▸ **SET TASK**
Copy, from the entries below, each line where the word "color" can be found.

** START **

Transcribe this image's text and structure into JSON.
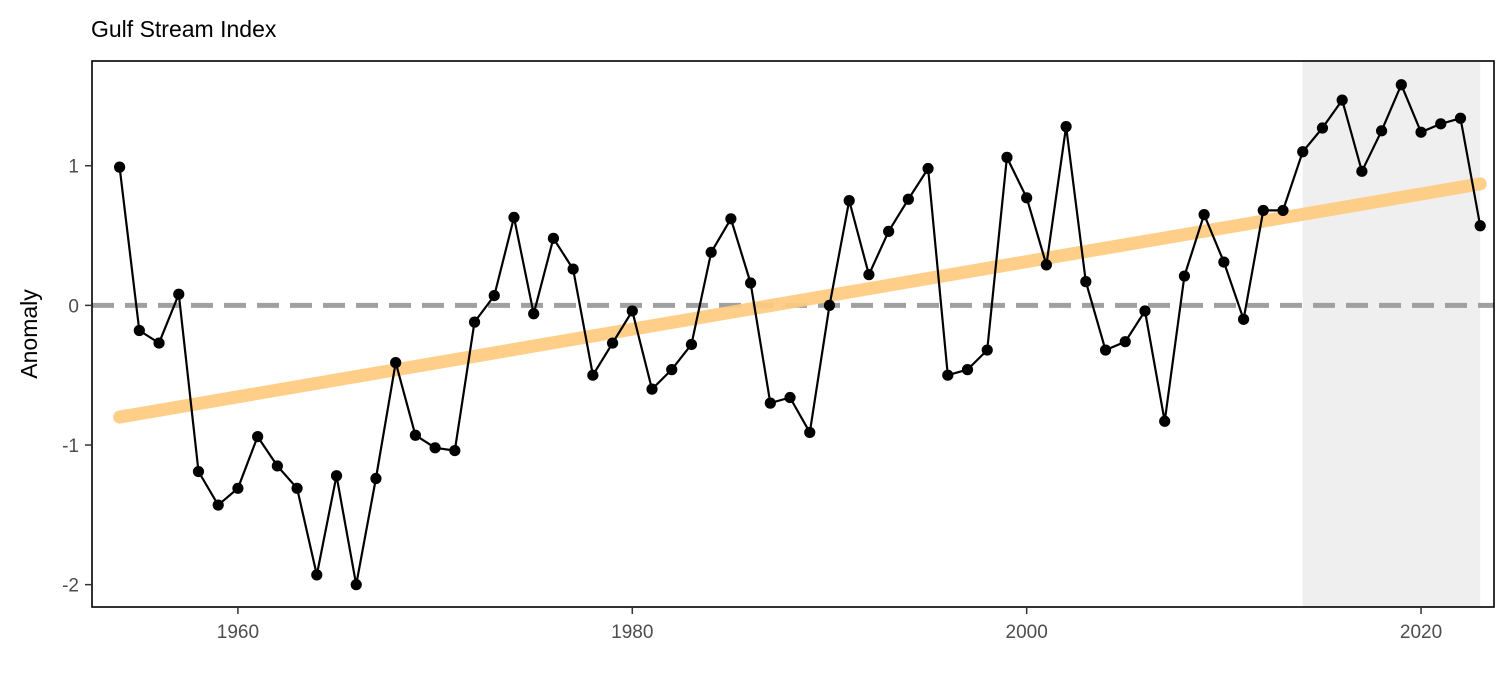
{
  "chart_data": {
    "type": "line",
    "title": "Gulf Stream Index",
    "xlabel": "",
    "ylabel": "Anomaly",
    "xlim": [
      1952.6,
      2023.7
    ],
    "ylim": [
      -2.16,
      1.75
    ],
    "x_ticks": [
      1960,
      1980,
      2000,
      2020
    ],
    "y_ticks": [
      -2,
      -1,
      0,
      1
    ],
    "grid": false,
    "legend": "none",
    "reference_line": {
      "y": 0,
      "style": "dashed",
      "color": "#a0a0a0"
    },
    "highlight_range": {
      "x": [
        2014,
        2023
      ],
      "color": "#efefef"
    },
    "trend": {
      "x": [
        1954,
        2023
      ],
      "y": [
        -0.8,
        0.87
      ],
      "color": "#ffcc80"
    },
    "series": [
      {
        "color": "#000000",
        "x": [
          1954,
          1955,
          1956,
          1957,
          1958,
          1959,
          1960,
          1961,
          1962,
          1963,
          1964,
          1965,
          1966,
          1967,
          1968,
          1969,
          1970,
          1971,
          1972,
          1973,
          1974,
          1975,
          1976,
          1977,
          1978,
          1979,
          1980,
          1981,
          1982,
          1983,
          1984,
          1985,
          1986,
          1987,
          1988,
          1989,
          1990,
          1991,
          1992,
          1993,
          1994,
          1995,
          1996,
          1997,
          1998,
          1999,
          2000,
          2001,
          2002,
          2003,
          2004,
          2005,
          2006,
          2007,
          2008,
          2009,
          2010,
          2011,
          2012,
          2013,
          2014,
          2015,
          2016,
          2017,
          2018,
          2019,
          2020,
          2021,
          2022,
          2023
        ],
        "y": [
          0.99,
          -0.18,
          -0.27,
          0.08,
          -1.19,
          -1.43,
          -1.31,
          -0.94,
          -1.15,
          -1.31,
          -1.93,
          -1.22,
          -2.0,
          -1.24,
          -0.41,
          -0.93,
          -1.02,
          -1.04,
          -0.12,
          0.07,
          0.63,
          -0.06,
          0.48,
          0.26,
          -0.5,
          -0.27,
          -0.04,
          -0.6,
          -0.46,
          -0.28,
          0.38,
          0.62,
          0.16,
          -0.7,
          -0.66,
          -0.91,
          0.0,
          0.75,
          0.22,
          0.53,
          0.76,
          0.98,
          -0.5,
          -0.46,
          -0.32,
          1.06,
          0.77,
          0.29,
          1.28,
          0.17,
          -0.32,
          -0.26,
          -0.04,
          -0.83,
          0.21,
          0.65,
          0.31,
          -0.1,
          0.68,
          0.68,
          1.1,
          1.27,
          1.47,
          0.96,
          1.25,
          1.58,
          1.24,
          1.3,
          1.34,
          0.57
        ]
      }
    ]
  }
}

** END **

▸ **CORRECT RESULT**
      "color": "#a0a0a0"
      "color": "#efefef"
      "color": "#ffcc80"
        "color": "#000000",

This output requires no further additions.